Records
________________
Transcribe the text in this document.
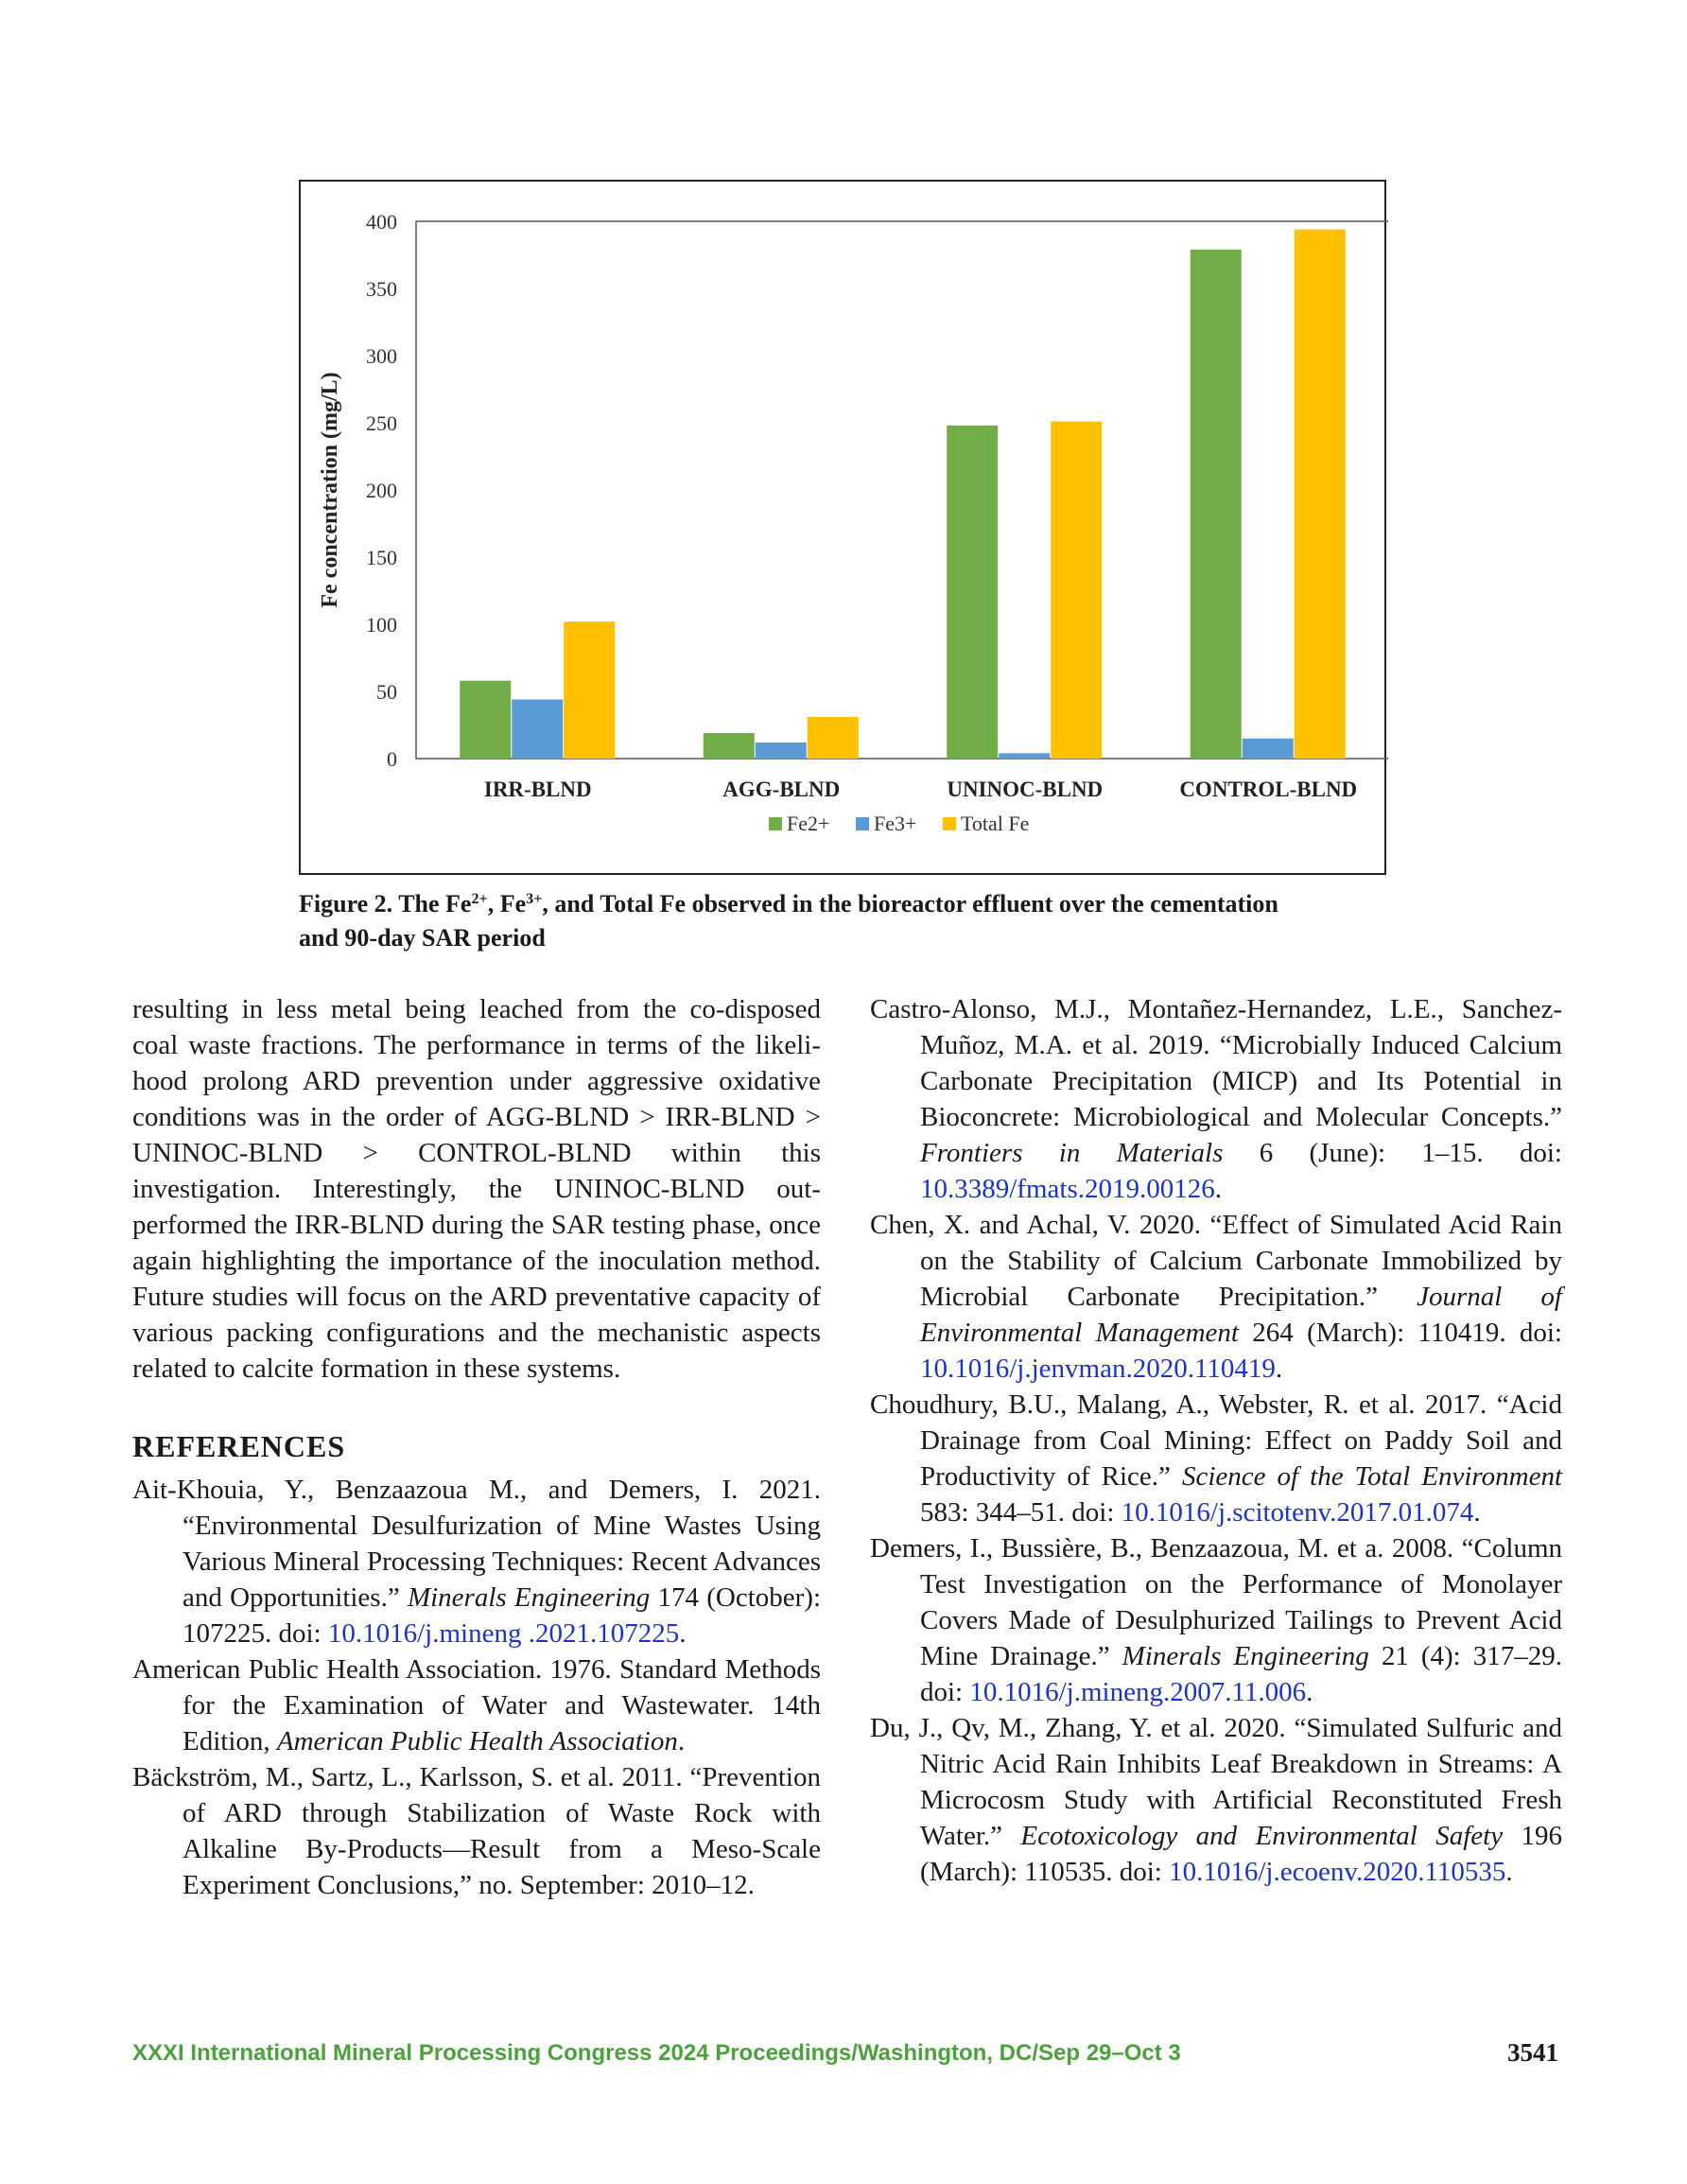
0
50
100
150
200
250
300
350
400
Fe concentration (mg/L)
IRR-BLND	AGG-BLND	UNINOC-BLND	CONTROL-BLND
Fe2+ Fe3+ Total Fe
Figure 2. The $Fe^{2+}$, $Fe^{3+}$, and Total Fe observed in the bioreactor effluent over the cementation
and 90-day SAR period

resulting in less metal being leached from the co-disposed coal waste fractions. The performance in terms of the likelihood prolong ARD prevention under aggressive oxidative conditions was in the order of AGG-BLND > IRR-BLND > UNINOC-BLND > CONTROL-BLND within this investigation. Interestingly, the UNINOC-BLND outperformed the IRR-BLND during the SAR testing phase, once again highlighting the importance of the inoculation method. Future studies will focus on the ARD preventative capacity of various packing configurations and the mechanistic aspects related to calcite formation in these systems.

REFERENCES

Ait-Khouia, Y., Benzaazoua M., and Demers, I. 2021. “Environmental Desulfurization of Mine Wastes Using Various Mineral Processing Techniques: Recent Advances and Opportunities.” Minerals Engineering 174 (October): 107225. doi: 10.1016/j.mineng .2021.107225.

American Public Health Association. 1976. Standard Methods for the Examination of Water and Wastewater. 14th Edition, American Public Health Association.

Bäckström, M., Sartz, L., Karlsson, S. et al. 2011. “Prevention of ARD through Stabilization of Waste Rock with Alkaline By-Products—Result from a Meso-Scale Experiment Conclusions,” no. September: 2010–12.

Castro-Alonso, M.J., Montañez-Hernandez, L.E., Sanchez-Muñoz, M.A. et al. 2019. “Microbially Induced Calcium Carbonate Precipitation (MICP) and Its Potential in Bioconcrete: Microbiological and Molecular Concepts.” Frontiers in Materials 6 (June): 1–15. doi: 10.3389/fmats.2019.00126.

Chen, X. and Achal, V. 2020. “Effect of Simulated Acid Rain on the Stability of Calcium Carbonate Immobilized by Microbial Carbonate Precipitation.” Journal of Environmental Management 264 (March): 110419. doi: 10.1016/j.jenvman.2020.110419.

Choudhury, B.U., Malang, A., Webster, R. et al. 2017. “Acid Drainage from Coal Mining: Effect on Paddy Soil and Productivity of Rice.” Science of the Total Environment 583: 344–51. doi: 10.1016/j.scitotenv.2017.01.074.

Demers, I., Bussière, B., Benzaazoua, M. et a. 2008. “Column Test Investigation on the Performance of Monolayer Covers Made of Desulphurized Tailings to Prevent Acid Mine Drainage.” Minerals Engineering 21 (4): 317–29. doi: 10.1016/j.mineng.2007.11.006.

Du, J., Qv, M., Zhang, Y. et al. 2020. “Simulated Sulfuric and Nitric Acid Rain Inhibits Leaf Breakdown in Streams: A Microcosm Study with Artificial Reconstituted Fresh Water.” Ecotoxicology and Environmental Safety 196 (March): 110535. doi: 10.1016/j.ecoenv.2020.110535.

XXXI International Mineral Processing Congress 2024 Proceedings/Washington, DC/Sep 29–Oct 3	3541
________________
▶ _Problem to work on_:
Each record must be quoted in full and exactly. Do not include the pictures.

▶ _The answer_:
Transcribe the text in this document.
0
50
100
150
200
250
300
350
400
Fe concentration (mg/L)
IRR-BLND	AGG-BLND	UNINOC-BLND	CONTROL-BLND
Fe2+ Fe3+ Total Fe
Figure 2. The $Fe^{2+}$, $Fe^{3+}$, and Total Fe observed in the bioreactor effluent over the cementation
and 90-day SAR period

resulting in less metal being leached from the co-disposed coal waste fractions. The performance in terms of the likelihood prolong ARD prevention under aggressive oxidative conditions was in the order of AGG-BLND > IRR-BLND > UNINOC-BLND > CONTROL-BLND within this investigation. Interestingly, the UNINOC-BLND outperformed the IRR-BLND during the SAR testing phase, once again highlighting the importance of the inoculation method. Future studies will focus on the ARD preventative capacity of various packing configurations and the mechanistic aspects related to calcite formation in these systems.

REFERENCES

Ait-Khouia, Y., Benzaazoua M., and Demers, I. 2021. “Environmental Desulfurization of Mine Wastes Using Various Mineral Processing Techniques: Recent Advances and Opportunities.” Minerals Engineering 174 (October): 107225. doi: 10.1016/j.mineng .2021.107225.

American Public Health Association. 1976. Standard Methods for the Examination of Water and Wastewater. 14th Edition, American Public Health Association.

Bäckström, M., Sartz, L., Karlsson, S. et al. 2011. “Prevention of ARD through Stabilization of Waste Rock with Alkaline By-Products—Result from a Meso-Scale Experiment Conclusions,” no. September: 2010–12.

Castro-Alonso, M.J., Montañez-Hernandez, L.E., Sanchez-Muñoz, M.A. et al. 2019. “Microbially Induced Calcium Carbonate Precipitation (MICP) and Its Potential in Bioconcrete: Microbiological and Molecular Concepts.” Frontiers in Materials 6 (June): 1–15. doi: 10.3389/fmats.2019.00126.

Chen, X. and Achal, V. 2020. “Effect of Simulated Acid Rain on the Stability of Calcium Carbonate Immobilized by Microbial Carbonate Precipitation.” Journal of Environmental Management 264 (March): 110419. doi: 10.1016/j.jenvman.2020.110419.

Choudhury, B.U., Malang, A., Webster, R. et al. 2017. “Acid Drainage from Coal Mining: Effect on Paddy Soil and Productivity of Rice.” Science of the Total Environment 583: 344–51. doi: 10.1016/j.scitotenv.2017.01.074.

Demers, I., Bussière, B., Benzaazoua, M. et a. 2008. “Column Test Investigation on the Performance of Monolayer Covers Made of Desulphurized Tailings to Prevent Acid Mine Drainage.” Minerals Engineering 21 (4): 317–29. doi: 10.1016/j.mineng.2007.11.006.

Du, J., Qv, M., Zhang, Y. et al. 2020. “Simulated Sulfuric and Nitric Acid Rain Inhibits Leaf Breakdown in Streams: A Microcosm Study with Artificial Reconstituted Fresh Water.” Ecotoxicology and Environmental Safety 196 (March): 110535. doi: 10.1016/j.ecoenv.2020.110535.

XXXI International Mineral Processing Congress 2024 Proceedings/Washington, DC/Sep 29–Oct 3	3541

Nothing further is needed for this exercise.